# TASK TO COMPLETE:
Examine the entries and show every line in which the word "один" is found.

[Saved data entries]
○ ○ ○ ○

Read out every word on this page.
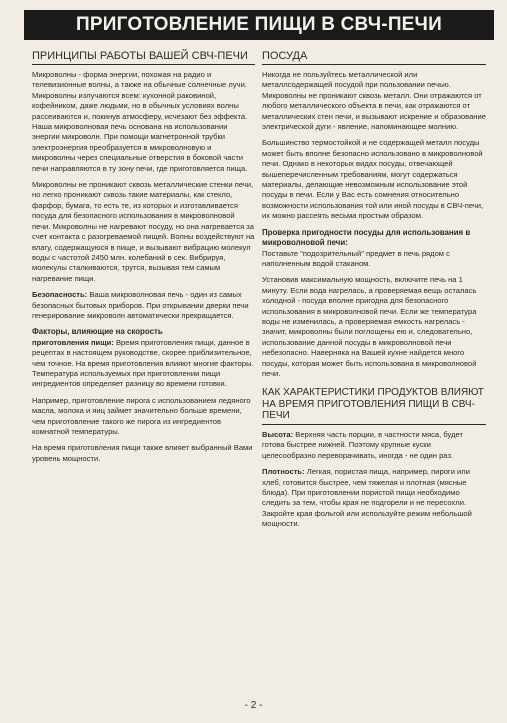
ПРИГОТОВЛЕНИЕ ПИЩИ В СВЧ-ПЕЧИ
ПРИНЦИПЫ РАБОТЫ ВАШЕЙ СВЧ-ПЕЧИ

Микроволны - форма энергии, похожая на радио и телевизионные волны, а также на обычные солнечные лучи. Микроволны излучаются всем: кухонной раковиной, кофейником, даже людьми, но в обычных условиях волны рассеиваются и, покинув атмосферу, исчезают без эффекта. Наша микроволновая печь основана на использовании энергии микроволн. При помощи магнетронной трубки электроэнергия преобразуется в микроволновую и микроволны через специальные отверстия в боковой части печи направляются в ту зону печи, где приготовляется пища.

Микроволны не проникают сквозь металлические стенки печи, но легко проникают сквозь такие материалы, как стекло, фарфор, бумага, то есть те, из которых и изготавливается посуда для безопасного использования в микроволновой печи. Микроволны не нагревают посуду, но она нагревается за счет контакта с разогреваемой пищей. Волны воздействуют на влагу, содержащуюся в пище, и вызывают вибрацию молекул воды с частотой 2450 млн. колебаний в сек. Вибрируя, молекулы сталкиваются, трутся, вызывая тем самым нагревание пищи.

Безопасность: Ваша микроволновая печь - один из самых безопасных бытовых приборов. При открывании дверки печи генерирование микроволн автоматически прекращается.

Факторы, влияющие на скорость

приготовления пищи: Время приготовления пищи, данное в рецептах в настоящем руководстве, скорее приблизительное, чем точное. На время приготовления влияют многие факторы. Температура используемых при приготовлении пищи ингредиентов определяет разницу во времени готовки.

Например, приготовление пирога с использованием ледяного масла, молока и яиц займет значительно больше времени, чем приготовление такого же пирога из ингредиентов комнатной температуры.

На время приготовления пищи также влияет выбранный Вами уровень мощности.

ПОСУДА

Никогда не пользуйтесь металлической или металлсодержащей посудой при пользовании печью. Микроволны не проникают сквозь металл. Они отражаются от любого металлического объекта в печи, как отражаются от металлических стен печи, и вызывают искрение и образование электрической дуги - явление, напоминающее молнию.

Большинство термостойкой и не содержащей металл посуды может быть вполне безопасно использовано в микроволновой печи. Однако в некоторых видах посуды, отвечающей вышеперечисленным требованиям, могут содержаться материалы, делающие невозможным использование этой посуды в печи. Если у Вас есть сомнения относительно возможности использования той или иной посуды в СВЧ-печи, их можно рассеять весьма простым образом.

Проверка пригодности посуды для использования в микроволновой печи:

Поставьте "подозрительный" предмет в печь рядом с наполненным водой стаканом.

Установив максимальную мощность, включите печь на 1 минуту. Если вода нагрелась, а проверяемая вещь осталась холодной - посуда вполне пригодна для безопасного использования в микроволновой печи. Если же температура воды не изменилась, а проверяемая емкость нагрелась - значит, микроволны были поглощены ею и, следовательно, использование данной посуды в микроволновой печи небезопасно. Наверняка на Вашей кухне найдется много посуды, которая может быть использована в микроволновой печи.

КАК ХАРАКТЕРИСТИКИ ПРОДУКТОВ ВЛИЯЮТ НА ВРЕМЯ ПРИГОТОВЛЕНИЯ ПИЩИ В СВЧ-ПЕЧИ

Высота: Верхняя часть порции, в частности мяса, будет готова быстрее нижней. Поэтому крупные куски целесообразно переворачивать, иногда - не один раз.

Плотность: Легкая, пористая пища, например, пироги или хлеб, готовится быстрее, чем тяжелая и плотная (мясные блюда). При приготовлении пористой пищи необходимо следить за тем, чтобы края не подгорели и не пересохли. Закройте края фольгой или используйте режим небольшой мощности.

- 2 -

○ ○ ○ ○

# THE RESULT:
Безопасность: Ваша микроволновая печь - один из самых безопасных бытовых приборов. При открывании дверки печи генерирование микроволн автоматически прекращается.
Высота: Верхняя часть порции, в частности мяса, будет готова быстрее нижней. Поэтому крупные куски целесообразно переворачивать, иногда - не один раз.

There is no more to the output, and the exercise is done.